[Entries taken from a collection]
* * * * * * * * *

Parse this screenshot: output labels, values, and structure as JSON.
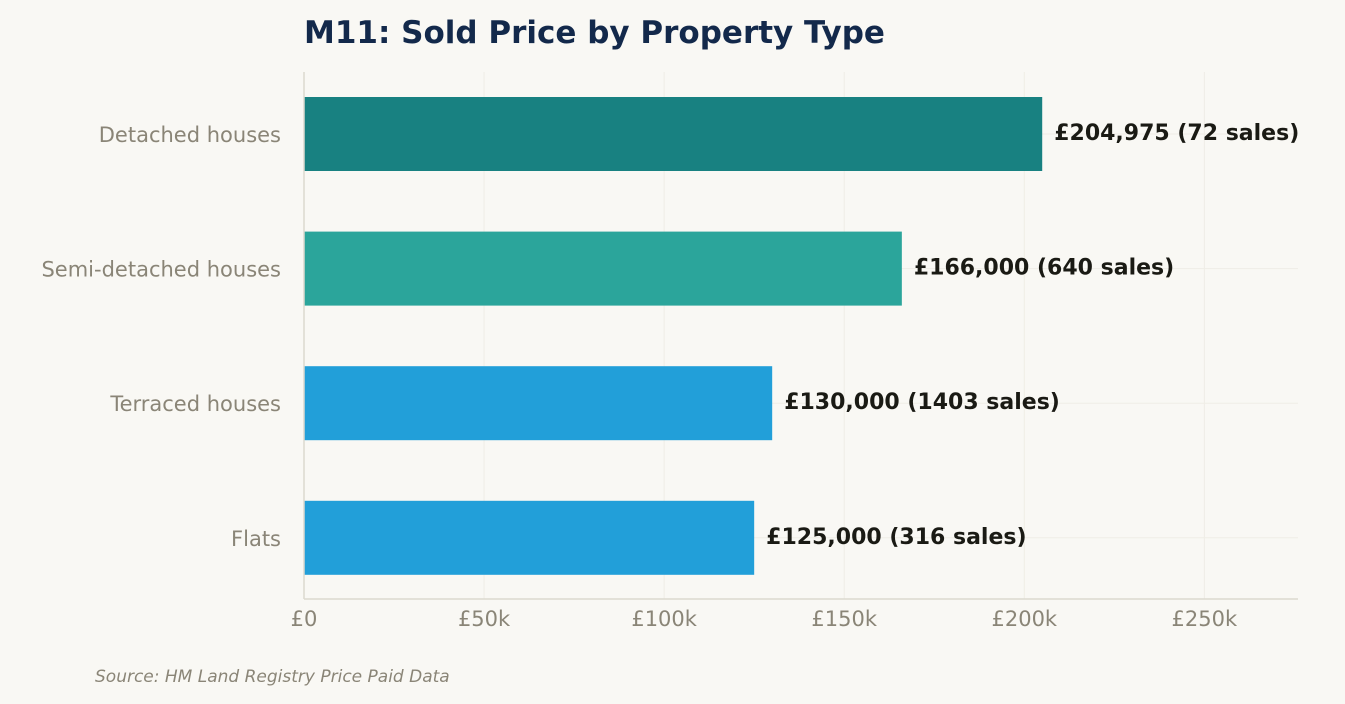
{
  "chart_data": {
    "type": "bar",
    "orientation": "horizontal",
    "title": "M11: Sold Price by Property Type",
    "xlabel": "",
    "ylabel": "",
    "categories": [
      "Detached houses",
      "Semi-detached houses",
      "Terraced houses",
      "Flats"
    ],
    "values": [
      204975,
      166000,
      130000,
      125000
    ],
    "sales": [
      72,
      640,
      1403,
      316
    ],
    "data_labels": [
      "£204,975  (72 sales)",
      "£166,000  (640 sales)",
      "£130,000  (1403 sales)",
      "£125,000  (316 sales)"
    ],
    "bar_colors": [
      "#188181",
      "#2ba59b",
      "#229fd9",
      "#229fd9"
    ],
    "xlim": [
      0,
      276000
    ],
    "xticks": [
      0,
      50000,
      100000,
      150000,
      200000,
      250000
    ],
    "xtick_labels": [
      "£0",
      "£50k",
      "£100k",
      "£150k",
      "£200k",
      "£250k"
    ],
    "grid": true,
    "source": "Source: HM Land Registry Price Paid Data"
  },
  "colors": {
    "title": "#13294b",
    "axis_text": "#8a8577",
    "data_label": "#1a1a14",
    "grid": "#efede6",
    "axis_line": "#dcd9cf",
    "background": "#f9f8f4"
  }
}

* * * * * * * * *

> _Direction_: Restate the entire listing word for word, excluding pictures.

> _Solution_:
Parse this screenshot: output labels, values, and structure as JSON.
{
  "chart_data": {
    "type": "bar",
    "orientation": "horizontal",
    "title": "M11: Sold Price by Property Type",
    "xlabel": "",
    "ylabel": "",
    "categories": [
      "Detached houses",
      "Semi-detached houses",
      "Terraced houses",
      "Flats"
    ],
    "values": [
      204975,
      166000,
      130000,
      125000
    ],
    "sales": [
      72,
      640,
      1403,
      316
    ],
    "data_labels": [
      "£204,975  (72 sales)",
      "£166,000  (640 sales)",
      "£130,000  (1403 sales)",
      "£125,000  (316 sales)"
    ],
    "bar_colors": [
      "#188181",
      "#2ba59b",
      "#229fd9",
      "#229fd9"
    ],
    "xlim": [
      0,
      276000
    ],
    "xticks": [
      0,
      50000,
      100000,
      150000,
      200000,
      250000
    ],
    "xtick_labels": [
      "£0",
      "£50k",
      "£100k",
      "£150k",
      "£200k",
      "£250k"
    ],
    "grid": true,
    "source": "Source: HM Land Registry Price Paid Data"
  },
  "colors": {
    "title": "#13294b",
    "axis_text": "#8a8577",
    "data_label": "#1a1a14",
    "grid": "#efede6",
    "axis_line": "#dcd9cf",
    "background": "#f9f8f4"
  }
}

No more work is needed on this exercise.